**Your goal**
Reproduce the whole listing, character for character.

Dataset entries on figures

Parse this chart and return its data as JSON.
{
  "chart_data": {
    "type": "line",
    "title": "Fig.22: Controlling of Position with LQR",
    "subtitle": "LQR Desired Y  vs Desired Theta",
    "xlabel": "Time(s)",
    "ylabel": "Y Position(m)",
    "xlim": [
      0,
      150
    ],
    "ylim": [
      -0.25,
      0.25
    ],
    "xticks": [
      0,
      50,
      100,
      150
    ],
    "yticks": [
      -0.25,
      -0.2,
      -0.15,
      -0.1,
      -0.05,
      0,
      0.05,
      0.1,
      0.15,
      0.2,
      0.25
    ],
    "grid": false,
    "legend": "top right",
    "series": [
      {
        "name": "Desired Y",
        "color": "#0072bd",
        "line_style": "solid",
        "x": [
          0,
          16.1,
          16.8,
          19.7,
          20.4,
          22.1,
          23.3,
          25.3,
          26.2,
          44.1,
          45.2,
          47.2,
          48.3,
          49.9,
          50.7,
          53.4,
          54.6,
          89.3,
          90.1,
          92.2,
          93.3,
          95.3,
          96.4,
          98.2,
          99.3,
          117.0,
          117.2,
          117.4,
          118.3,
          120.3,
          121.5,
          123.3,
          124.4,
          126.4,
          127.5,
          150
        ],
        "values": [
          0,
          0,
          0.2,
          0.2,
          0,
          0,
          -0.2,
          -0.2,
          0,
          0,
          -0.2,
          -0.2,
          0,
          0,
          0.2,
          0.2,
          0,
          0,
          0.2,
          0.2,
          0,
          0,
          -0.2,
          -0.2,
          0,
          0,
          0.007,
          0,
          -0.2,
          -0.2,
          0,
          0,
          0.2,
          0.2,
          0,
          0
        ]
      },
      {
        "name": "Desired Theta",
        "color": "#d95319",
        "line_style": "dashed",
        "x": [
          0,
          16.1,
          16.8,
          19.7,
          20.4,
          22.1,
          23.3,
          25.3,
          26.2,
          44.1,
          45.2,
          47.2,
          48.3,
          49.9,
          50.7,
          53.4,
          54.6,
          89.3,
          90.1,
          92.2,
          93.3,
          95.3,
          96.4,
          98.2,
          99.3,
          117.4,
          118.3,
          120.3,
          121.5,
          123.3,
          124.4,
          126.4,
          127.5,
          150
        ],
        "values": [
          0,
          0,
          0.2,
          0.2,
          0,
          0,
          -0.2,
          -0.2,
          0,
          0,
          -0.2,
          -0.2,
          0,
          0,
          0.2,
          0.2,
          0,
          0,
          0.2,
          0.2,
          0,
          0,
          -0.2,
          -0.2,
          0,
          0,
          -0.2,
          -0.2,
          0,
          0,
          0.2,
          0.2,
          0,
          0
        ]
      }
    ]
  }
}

**Complete output**
Parse this chart and return its data as JSON.
{
  "chart_data": {
    "type": "line",
    "title": "Fig.22: Controlling of Position with LQR",
    "subtitle": "LQR Desired Y  vs Desired Theta",
    "xlabel": "Time(s)",
    "ylabel": "Y Position(m)",
    "xlim": [
      0,
      150
    ],
    "ylim": [
      -0.25,
      0.25
    ],
    "xticks": [
      0,
      50,
      100,
      150
    ],
    "yticks": [
      -0.25,
      -0.2,
      -0.15,
      -0.1,
      -0.05,
      0,
      0.05,
      0.1,
      0.15,
      0.2,
      0.25
    ],
    "grid": false,
    "legend": "top right",
    "series": [
      {
        "name": "Desired Y",
        "color": "#0072bd",
        "line_style": "solid",
        "x": [
          0,
          16.1,
          16.8,
          19.7,
          20.4,
          22.1,
          23.3,
          25.3,
          26.2,
          44.1,
          45.2,
          47.2,
          48.3,
          49.9,
          50.7,
          53.4,
          54.6,
          89.3,
          90.1,
          92.2,
          93.3,
          95.3,
          96.4,
          98.2,
          99.3,
          117.0,
          117.2,
          117.4,
          118.3,
          120.3,
          121.5,
          123.3,
          124.4,
          126.4,
          127.5,
          150
        ],
        "values": [
          0,
          0,
          0.2,
          0.2,
          0,
          0,
          -0.2,
          -0.2,
          0,
          0,
          -0.2,
          -0.2,
          0,
          0,
          0.2,
          0.2,
          0,
          0,
          0.2,
          0.2,
          0,
          0,
          -0.2,
          -0.2,
          0,
          0,
          0.007,
          0,
          -0.2,
          -0.2,
          0,
          0,
          0.2,
          0.2,
          0,
          0
        ]
      },
      {
        "name": "Desired Theta",
        "color": "#d95319",
        "line_style": "dashed",
        "x": [
          0,
          16.1,
          16.8,
          19.7,
          20.4,
          22.1,
          23.3,
          25.3,
          26.2,
          44.1,
          45.2,
          47.2,
          48.3,
          49.9,
          50.7,
          53.4,
          54.6,
          89.3,
          90.1,
          92.2,
          93.3,
          95.3,
          96.4,
          98.2,
          99.3,
          117.4,
          118.3,
          120.3,
          121.5,
          123.3,
          124.4,
          126.4,
          127.5,
          150
        ],
        "values": [
          0,
          0,
          0.2,
          0.2,
          0,
          0,
          -0.2,
          -0.2,
          0,
          0,
          -0.2,
          -0.2,
          0,
          0,
          0.2,
          0.2,
          0,
          0,
          0.2,
          0.2,
          0,
          0,
          -0.2,
          -0.2,
          0,
          0,
          -0.2,
          -0.2,
          0,
          0,
          0.2,
          0.2,
          0,
          0
        ]
      }
    ]
  }
}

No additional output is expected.